--- begin RECORD EXCERPTS ---

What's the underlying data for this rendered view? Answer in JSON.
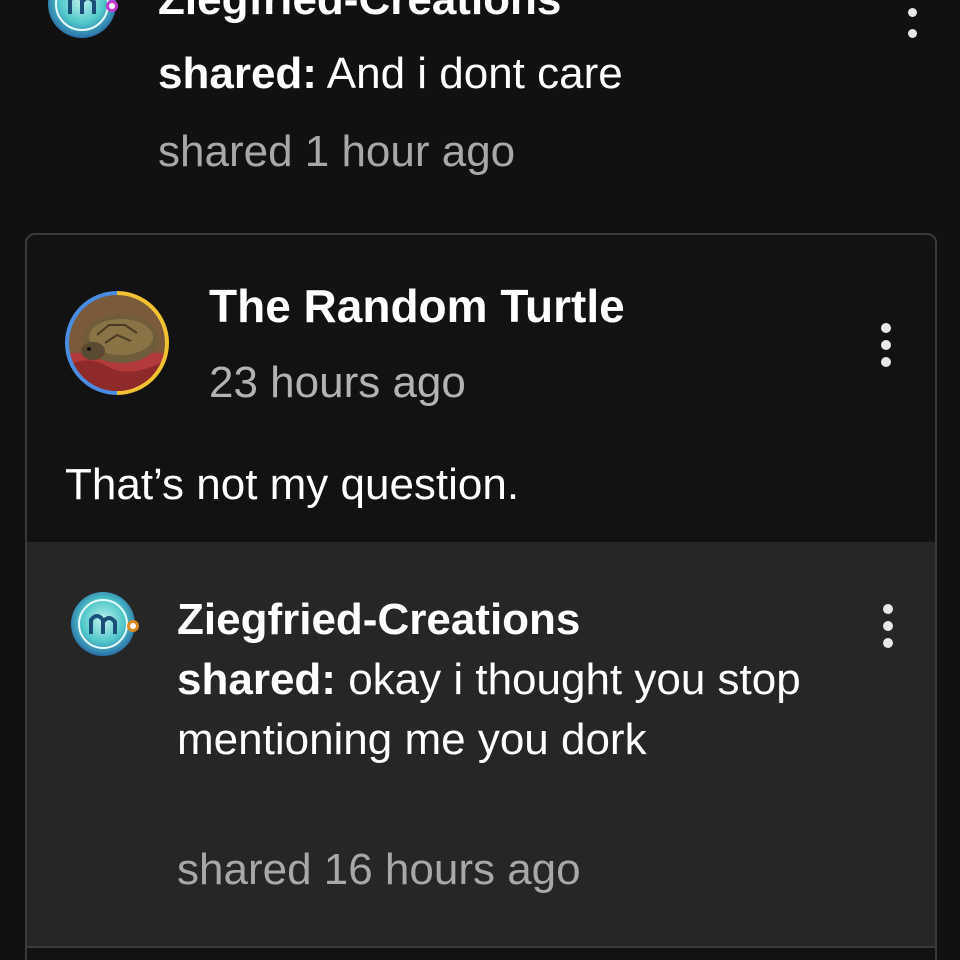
{
  "top_share": {
    "author": "Ziegfried-Creations",
    "shared_label": "shared:",
    "message": "And i dont care",
    "time": "shared 1 hour ago",
    "avatar_icon": "ziegfried-logo-icon"
  },
  "post": {
    "author": "The Random Turtle",
    "time": "23 hours ago",
    "body": "That’s not my question.",
    "avatar_icon": "turtle-photo-avatar"
  },
  "reply": {
    "author": "Ziegfried-Creations",
    "shared_label": "shared:",
    "message": "okay i thought you stop mentioning me you dork",
    "time": "shared 16 hours ago",
    "avatar_icon": "ziegfried-logo-icon"
  },
  "colors": {
    "background": "#111111",
    "card_border": "#3a3a3a",
    "reply_background": "#262626",
    "secondary_text": "#a8a8a8"
  }
}
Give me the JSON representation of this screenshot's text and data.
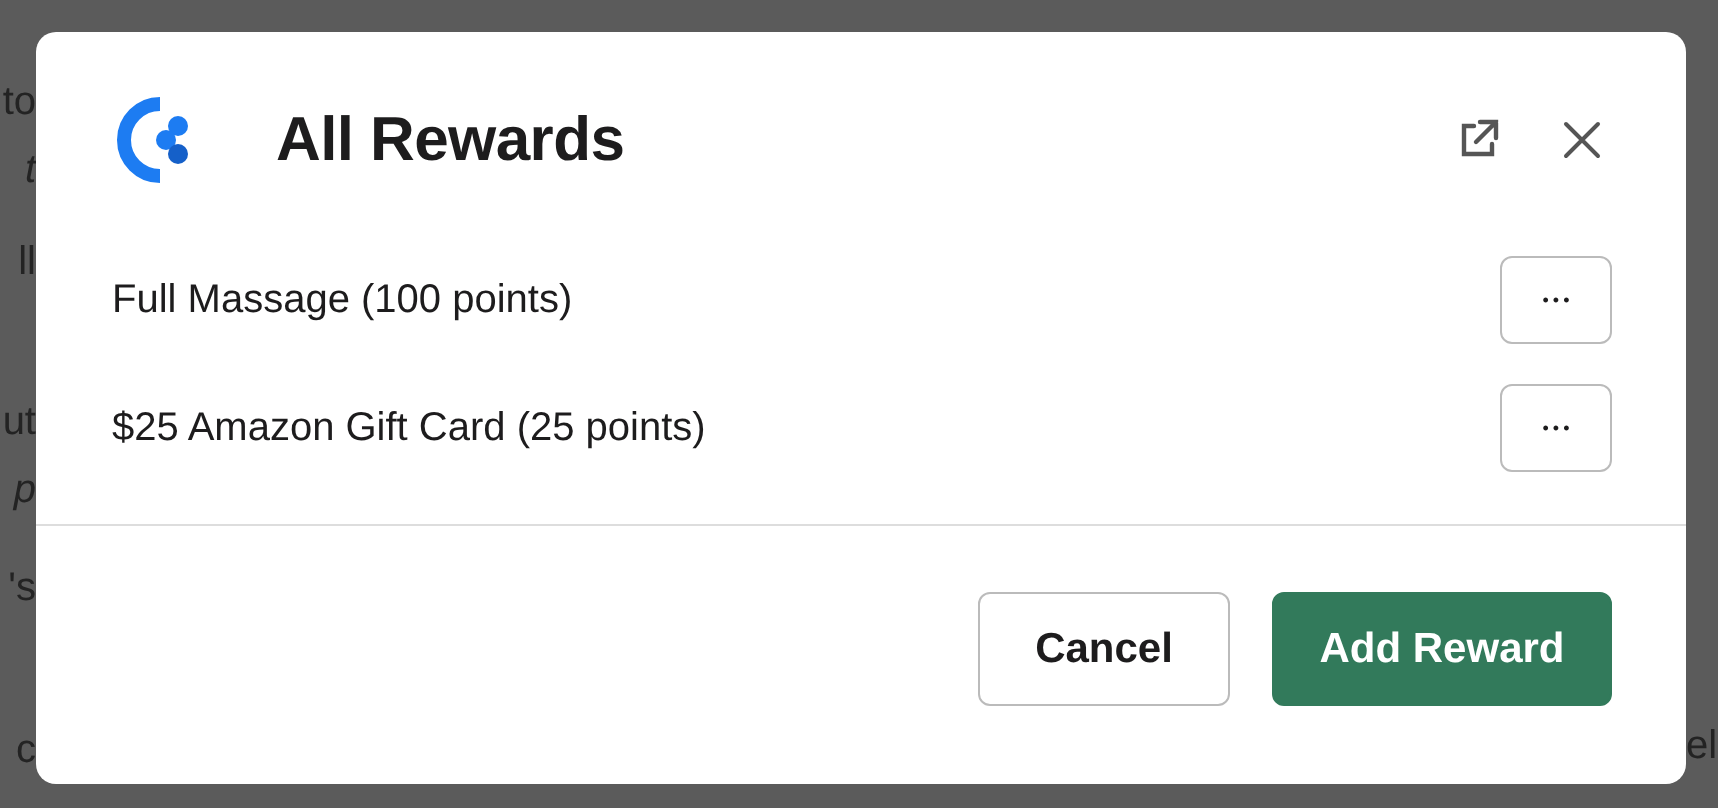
{
  "background_text": {
    "left": [
      {
        "text": "to",
        "italic": false
      },
      {
        "text": "t",
        "italic": true
      },
      {
        "text": "ll",
        "italic": false
      },
      {
        "text": "ut",
        "italic": false
      },
      {
        "text": "p",
        "italic": true
      },
      {
        "text": "'s",
        "italic": false
      },
      {
        "text": "c",
        "italic": false
      }
    ],
    "right": [
      {
        "text": "el",
        "italic": false
      }
    ]
  },
  "dialog": {
    "title": "All Rewards",
    "rewards": [
      {
        "label": "Full Massage (100 points)",
        "menu": "•••"
      },
      {
        "label": "$25 Amazon Gift Card (25 points)",
        "menu": "•••"
      }
    ],
    "buttons": [
      {
        "label": "Cancel",
        "kind": "secondary"
      },
      {
        "label": "Add Reward",
        "kind": "primary"
      }
    ]
  }
}
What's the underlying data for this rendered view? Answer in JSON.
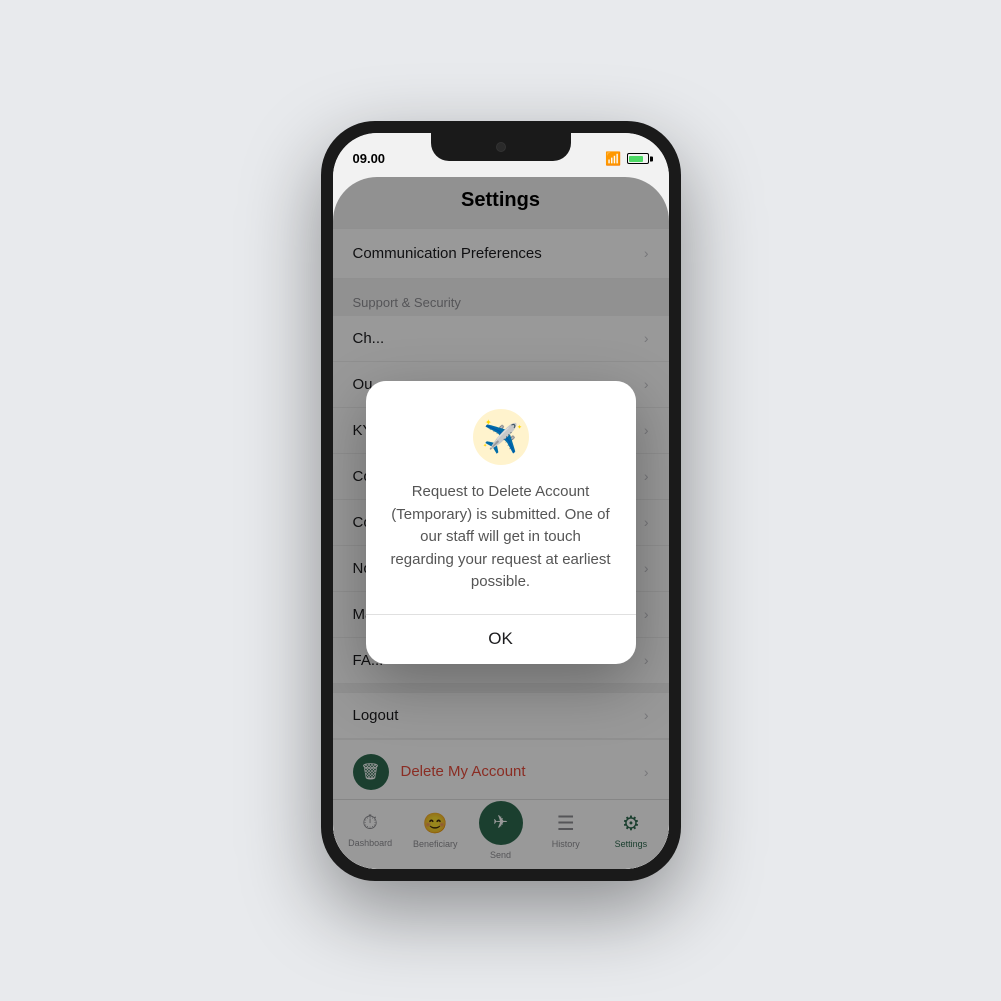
{
  "phone": {
    "status_bar": {
      "time": "09.00",
      "wifi": "📶",
      "battery": "🔋"
    }
  },
  "page": {
    "title": "Settings"
  },
  "settings": {
    "comm_pref_label": "Communication Preferences",
    "support_section_label": "Support & Security",
    "items": [
      {
        "label": "Ch..."
      },
      {
        "label": "Ou..."
      },
      {
        "label": "KYC..."
      },
      {
        "label": "Co..."
      },
      {
        "label": "Co..."
      },
      {
        "label": "No..."
      },
      {
        "label": "Ma..."
      },
      {
        "label": "FA..."
      }
    ],
    "logout_label": "Logout",
    "delete_account_label": "Delete My Account"
  },
  "tabs": [
    {
      "label": "Dashboard",
      "icon": "🕐",
      "active": false
    },
    {
      "label": "Beneficiary",
      "icon": "😊",
      "active": false
    },
    {
      "label": "Send",
      "icon": "➤",
      "active": false
    },
    {
      "label": "History",
      "icon": "≡",
      "active": false
    },
    {
      "label": "Settings",
      "icon": "⚙",
      "active": true
    }
  ],
  "modal": {
    "title": "Request to Delete Account",
    "message": "Request to Delete Account (Temporary) is submitted. One of our staff will get in touch regarding your request at earliest possible.",
    "ok_label": "OK"
  }
}
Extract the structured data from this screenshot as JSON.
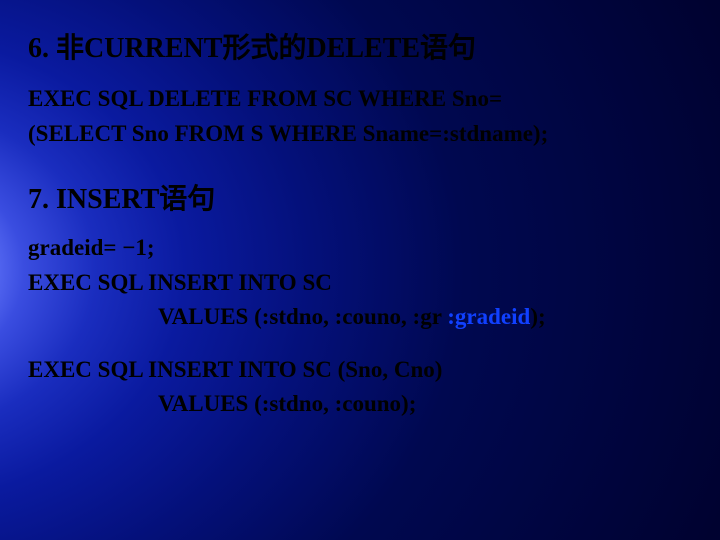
{
  "section1": {
    "heading": "6. 非CURRENT形式的DELETE语句",
    "line1": "EXEC SQL DELETE FROM SC WHERE Sno=",
    "line2": "(SELECT Sno FROM S WHERE  Sname=:stdname);"
  },
  "section2": {
    "heading": "7. INSERT语句",
    "line1": "gradeid= −1;",
    "line2": "EXEC SQL INSERT INTO SC",
    "line3a": "VALUES (:stdno, :couno, :gr ",
    "line3b": ":gradeid",
    "line3c": ");",
    "line4": "EXEC SQL INSERT INTO SC (Sno, Cno)",
    "line5": "VALUES (:stdno, :couno);"
  }
}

--- end RECORD EXCERPTS ---

**WORK REQUIRED:**
Copy each line of the preceding data that contains the string "this".

**PROBLEM SOLUTION:**
What's the underlying data for this rendered view? Answer in JSON.
Give me the JSON representation of this screenshot's text and data.
What's the underlying data for this rendered view? Answer in JSON.
Extract the structured data from this screenshot as JSON.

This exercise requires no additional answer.